Quote every one of the entries below word for word, omitting the pictures.

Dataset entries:
• • • • •
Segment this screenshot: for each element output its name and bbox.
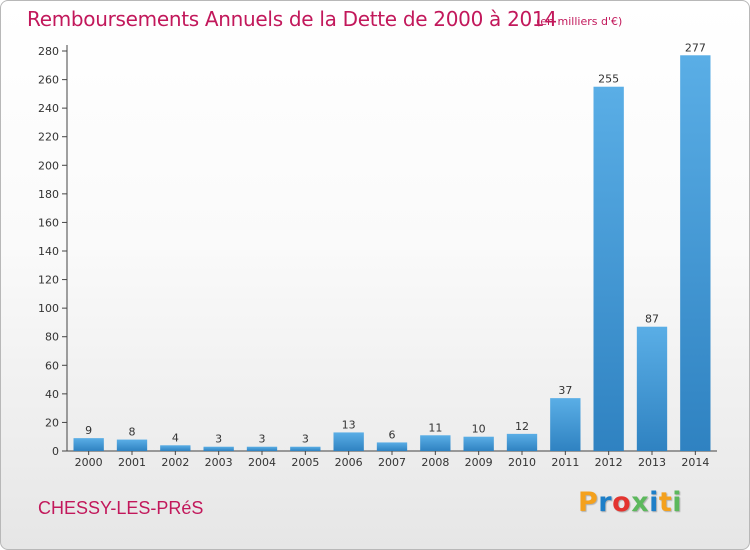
value-labels: 9 8 4 3 3 3 13 6 11 10 12 37 255 87 277 — [85, 41, 706, 445]
y-tick-label: 240 — [38, 102, 59, 115]
x-tick-label: 2010 — [508, 456, 536, 469]
x-tick-label: 2006 — [335, 456, 363, 469]
y-tick-label: 60 — [45, 359, 59, 372]
x-tick-label: 2001 — [118, 456, 146, 469]
proxiti-logo[interactable]: Proxiti — [578, 487, 682, 518]
bar-2000[interactable] — [73, 438, 104, 451]
x-tick-label: 2009 — [465, 456, 493, 469]
x-tick-label: 2013 — [638, 456, 666, 469]
value-label-2007: 6 — [389, 428, 396, 441]
y-tick-label: 280 — [38, 45, 59, 58]
x-tick-label: 2004 — [248, 456, 276, 469]
bar-2010[interactable] — [506, 433, 538, 451]
value-label-2006: 13 — [342, 418, 356, 431]
x-tick-label: 2008 — [421, 456, 449, 469]
value-label-2012: 255 — [598, 73, 619, 86]
x-tick-label: 2012 — [595, 456, 623, 469]
value-label-2003: 3 — [215, 433, 222, 446]
bar-2008[interactable] — [420, 435, 451, 451]
bar-2009[interactable] — [463, 436, 494, 451]
bars — [73, 55, 711, 452]
value-label-2008: 11 — [428, 421, 442, 434]
y-tick-label: 0 — [52, 445, 59, 458]
y-tick-label: 100 — [38, 302, 59, 315]
x-tick-label: 2014 — [681, 456, 709, 469]
value-label-2004: 3 — [259, 433, 266, 446]
x-axis: 2000 2001 2002 2003 2004 2005 2006 2007 2008 2009… — [67, 450, 717, 469]
y-tick-label: 160 — [38, 216, 59, 229]
y-tick-label: 40 — [45, 388, 59, 401]
x-tick-label: 2005 — [291, 456, 319, 469]
bar-2002[interactable] — [160, 445, 191, 451]
value-label-2014: 277 — [685, 41, 706, 54]
chart-title: Remboursements Annuels de la Dette de 20… — [27, 7, 557, 31]
value-label-2002: 4 — [172, 431, 179, 444]
bar-2001[interactable] — [116, 439, 148, 451]
logo-letter: r — [598, 487, 613, 518]
value-label-2011: 37 — [558, 384, 572, 397]
y-axis: 0 20 40 60 80 100 120 140 160 180 200 220 240 260 280 — [38, 45, 68, 458]
y-tick-label: 180 — [38, 188, 59, 201]
value-label-2001: 8 — [129, 426, 136, 439]
bar-2012[interactable] — [593, 86, 624, 451]
commune-name: CHESSY-LES-PRéS — [38, 498, 204, 518]
x-tick-label: 2002 — [161, 456, 189, 469]
y-tick-label: 120 — [38, 274, 59, 287]
bar-2003[interactable] — [203, 446, 234, 451]
logo-letter: P — [578, 487, 599, 518]
value-label-2013: 87 — [645, 313, 659, 326]
x-tick-label: 2011 — [551, 456, 579, 469]
logo-letter: o — [612, 487, 632, 518]
y-tick-label: 260 — [38, 74, 59, 87]
value-label-2009: 10 — [472, 423, 486, 436]
bar-2004[interactable] — [246, 446, 278, 451]
bar-2006[interactable] — [333, 432, 364, 451]
logo-letter: t — [658, 487, 673, 518]
x-tick-label: 2000 — [75, 456, 103, 469]
bar-2011[interactable] — [550, 398, 581, 451]
y-tick-label: 200 — [38, 159, 59, 172]
value-label-2000: 9 — [85, 424, 92, 437]
unit-label: (en milliers d'€) — [536, 15, 623, 28]
logo-letter: i — [649, 487, 659, 518]
bar-2014[interactable] — [680, 55, 711, 452]
logo-letter: i — [672, 487, 683, 518]
y-tick-label: 20 — [45, 416, 59, 429]
y-tick-label: 220 — [38, 131, 59, 144]
bar-2013[interactable] — [636, 326, 668, 451]
x-tick-label: 2007 — [378, 456, 406, 469]
bar-2005[interactable] — [290, 446, 321, 451]
x-tick-label: 2003 — [205, 456, 233, 469]
value-label-2010: 12 — [515, 420, 529, 433]
y-tick-label: 80 — [45, 331, 59, 344]
logo-letter: x — [631, 487, 650, 518]
bar-2007[interactable] — [376, 442, 408, 451]
value-label-2005: 3 — [302, 433, 309, 446]
y-tick-label: 140 — [38, 245, 59, 258]
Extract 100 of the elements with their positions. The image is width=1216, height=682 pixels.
• • • • •
- **OUTPUT FOR THIS EXERCISE**:
Segment this screenshot: for each element output its name and bbox.
value-labels: 9 8 4 3 3 3 13 6 11 10 12 37 255 87 277 — [85, 41, 706, 445]
y-tick-label: 240 — [38, 102, 59, 115]
x-tick-label: 2010 — [508, 456, 536, 469]
x-tick-label: 2006 — [335, 456, 363, 469]
y-tick-label: 60 — [45, 359, 59, 372]
x-tick-label: 2001 — [118, 456, 146, 469]
proxiti-logo[interactable]: Proxiti — [578, 487, 682, 518]
bar-2000[interactable] — [73, 438, 104, 451]
x-tick-label: 2009 — [465, 456, 493, 469]
x-tick-label: 2013 — [638, 456, 666, 469]
value-label-2007: 6 — [389, 428, 396, 441]
y-tick-label: 280 — [38, 45, 59, 58]
x-tick-label: 2004 — [248, 456, 276, 469]
bar-2010[interactable] — [506, 433, 538, 451]
value-label-2006: 13 — [342, 418, 356, 431]
x-tick-label: 2008 — [421, 456, 449, 469]
value-label-2012: 255 — [598, 73, 619, 86]
x-tick-label: 2012 — [595, 456, 623, 469]
value-label-2003: 3 — [215, 433, 222, 446]
bar-2008[interactable] — [420, 435, 451, 451]
bar-2009[interactable] — [463, 436, 494, 451]
bars — [73, 55, 711, 452]
value-label-2008: 11 — [428, 421, 442, 434]
y-tick-label: 0 — [52, 445, 59, 458]
y-tick-label: 100 — [38, 302, 59, 315]
x-tick-label: 2014 — [681, 456, 709, 469]
value-label-2004: 3 — [259, 433, 266, 446]
x-axis: 2000 2001 2002 2003 2004 2005 2006 2007 2008 2009… — [67, 450, 717, 469]
y-tick-label: 160 — [38, 216, 59, 229]
y-tick-label: 40 — [45, 388, 59, 401]
x-tick-label: 2005 — [291, 456, 319, 469]
bar-2002[interactable] — [160, 445, 191, 451]
value-label-2014: 277 — [685, 41, 706, 54]
chart-title: Remboursements Annuels de la Dette de 20… — [27, 7, 557, 31]
value-label-2002: 4 — [172, 431, 179, 444]
bar-2001[interactable] — [116, 439, 148, 451]
logo-letter: r — [598, 487, 613, 518]
value-label-2011: 37 — [558, 384, 572, 397]
y-axis: 0 20 40 60 80 100 120 140 160 180 200 220 240 260 280 — [38, 45, 68, 458]
y-tick-label: 180 — [38, 188, 59, 201]
value-label-2001: 8 — [129, 426, 136, 439]
bar-2012[interactable] — [593, 86, 624, 451]
commune-name: CHESSY-LES-PRéS — [38, 498, 204, 518]
x-tick-label: 2002 — [161, 456, 189, 469]
y-tick-label: 120 — [38, 274, 59, 287]
bar-2003[interactable] — [203, 446, 234, 451]
logo-letter: P — [578, 487, 599, 518]
value-label-2013: 87 — [645, 313, 659, 326]
x-tick-label: 2011 — [551, 456, 579, 469]
logo-letter: o — [612, 487, 632, 518]
y-tick-label: 260 — [38, 74, 59, 87]
value-label-2009: 10 — [472, 423, 486, 436]
bar-2004[interactable] — [246, 446, 278, 451]
bar-2006[interactable] — [333, 432, 364, 451]
logo-letter: t — [658, 487, 673, 518]
x-tick-label: 2000 — [75, 456, 103, 469]
bar-2011[interactable] — [550, 398, 581, 451]
y-tick-label: 200 — [38, 159, 59, 172]
value-label-2000: 9 — [85, 424, 92, 437]
unit-label: (en milliers d'€) — [536, 15, 623, 28]
logo-letter: i — [649, 487, 659, 518]
bar-2014[interactable] — [680, 55, 711, 452]
logo-letter: i — [672, 487, 683, 518]
y-tick-label: 20 — [45, 416, 59, 429]
y-tick-label: 220 — [38, 131, 59, 144]
bar-2013[interactable] — [636, 326, 668, 451]
x-tick-label: 2007 — [378, 456, 406, 469]
bar-2005[interactable] — [290, 446, 321, 451]
x-tick-label: 2003 — [205, 456, 233, 469]
value-label-2010: 12 — [515, 420, 529, 433]
y-tick-label: 80 — [45, 331, 59, 344]
logo-letter: x — [631, 487, 650, 518]
bar-2007[interactable] — [376, 442, 408, 451]
value-label-2005: 3 — [302, 433, 309, 446]
y-tick-label: 140 — [38, 245, 59, 258]
Extract 100 of the elements with their positions. The image is width=1216, height=682 pixels.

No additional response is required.